## begin Provided data
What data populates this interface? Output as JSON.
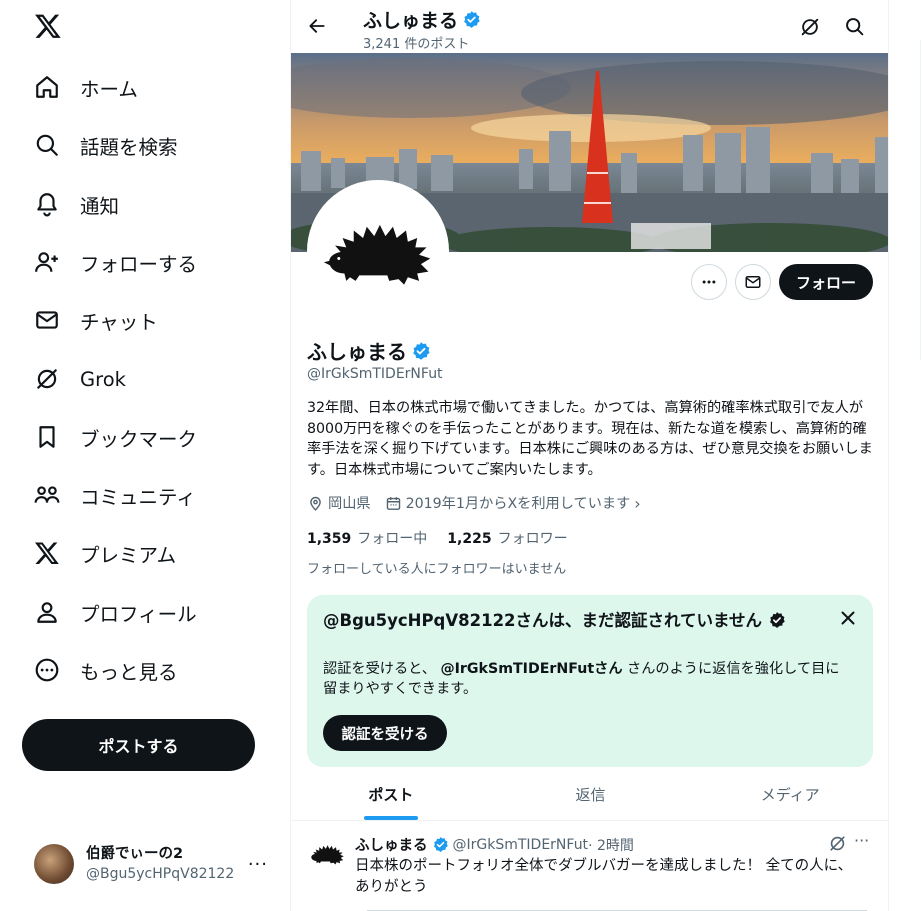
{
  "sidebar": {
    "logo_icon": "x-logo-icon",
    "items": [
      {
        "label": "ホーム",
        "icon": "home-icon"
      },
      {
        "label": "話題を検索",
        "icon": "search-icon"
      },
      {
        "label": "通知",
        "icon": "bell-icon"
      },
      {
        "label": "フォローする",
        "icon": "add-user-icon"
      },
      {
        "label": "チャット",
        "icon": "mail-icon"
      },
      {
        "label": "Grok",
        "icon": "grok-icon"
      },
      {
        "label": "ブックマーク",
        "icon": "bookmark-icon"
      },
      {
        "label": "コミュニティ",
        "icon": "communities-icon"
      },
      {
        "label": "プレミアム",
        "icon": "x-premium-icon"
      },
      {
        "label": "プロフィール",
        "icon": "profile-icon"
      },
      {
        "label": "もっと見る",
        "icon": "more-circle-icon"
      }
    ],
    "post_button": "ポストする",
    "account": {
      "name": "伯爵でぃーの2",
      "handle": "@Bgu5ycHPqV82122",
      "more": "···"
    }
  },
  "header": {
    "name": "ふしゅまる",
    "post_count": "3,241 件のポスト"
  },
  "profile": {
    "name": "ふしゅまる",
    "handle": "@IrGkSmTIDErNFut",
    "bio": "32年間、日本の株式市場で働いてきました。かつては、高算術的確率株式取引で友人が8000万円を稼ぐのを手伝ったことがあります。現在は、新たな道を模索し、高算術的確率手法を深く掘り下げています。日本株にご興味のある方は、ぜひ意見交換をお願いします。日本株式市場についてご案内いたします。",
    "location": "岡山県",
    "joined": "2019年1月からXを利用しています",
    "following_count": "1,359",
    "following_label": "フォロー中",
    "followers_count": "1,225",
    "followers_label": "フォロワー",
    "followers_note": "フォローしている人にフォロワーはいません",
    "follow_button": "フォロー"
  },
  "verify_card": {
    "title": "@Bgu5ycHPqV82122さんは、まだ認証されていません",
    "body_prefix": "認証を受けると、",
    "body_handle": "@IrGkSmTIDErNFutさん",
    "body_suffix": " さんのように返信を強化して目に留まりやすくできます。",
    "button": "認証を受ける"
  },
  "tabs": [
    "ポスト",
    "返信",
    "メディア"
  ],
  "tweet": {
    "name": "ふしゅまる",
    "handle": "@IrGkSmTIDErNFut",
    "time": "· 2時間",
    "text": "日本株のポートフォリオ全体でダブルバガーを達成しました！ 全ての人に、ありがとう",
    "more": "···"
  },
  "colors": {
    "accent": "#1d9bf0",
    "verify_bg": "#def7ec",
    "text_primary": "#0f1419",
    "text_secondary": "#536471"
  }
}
## end Provided data
## begin Provided data
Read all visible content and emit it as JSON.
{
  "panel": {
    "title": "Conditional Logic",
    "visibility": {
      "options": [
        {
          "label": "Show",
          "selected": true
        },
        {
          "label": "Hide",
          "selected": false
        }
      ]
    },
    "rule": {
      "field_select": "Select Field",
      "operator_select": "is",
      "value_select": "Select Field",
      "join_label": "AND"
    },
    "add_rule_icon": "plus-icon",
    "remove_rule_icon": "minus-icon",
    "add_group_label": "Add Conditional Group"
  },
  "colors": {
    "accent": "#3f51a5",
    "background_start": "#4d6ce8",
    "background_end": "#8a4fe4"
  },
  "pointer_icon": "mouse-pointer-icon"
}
## end Provided data
_Work required_:
From the records above, pick out and copy each line holding the word "Field".

_Solution to the exercise_:
      "field_select": "Select Field",
      "value_select": "Select Field",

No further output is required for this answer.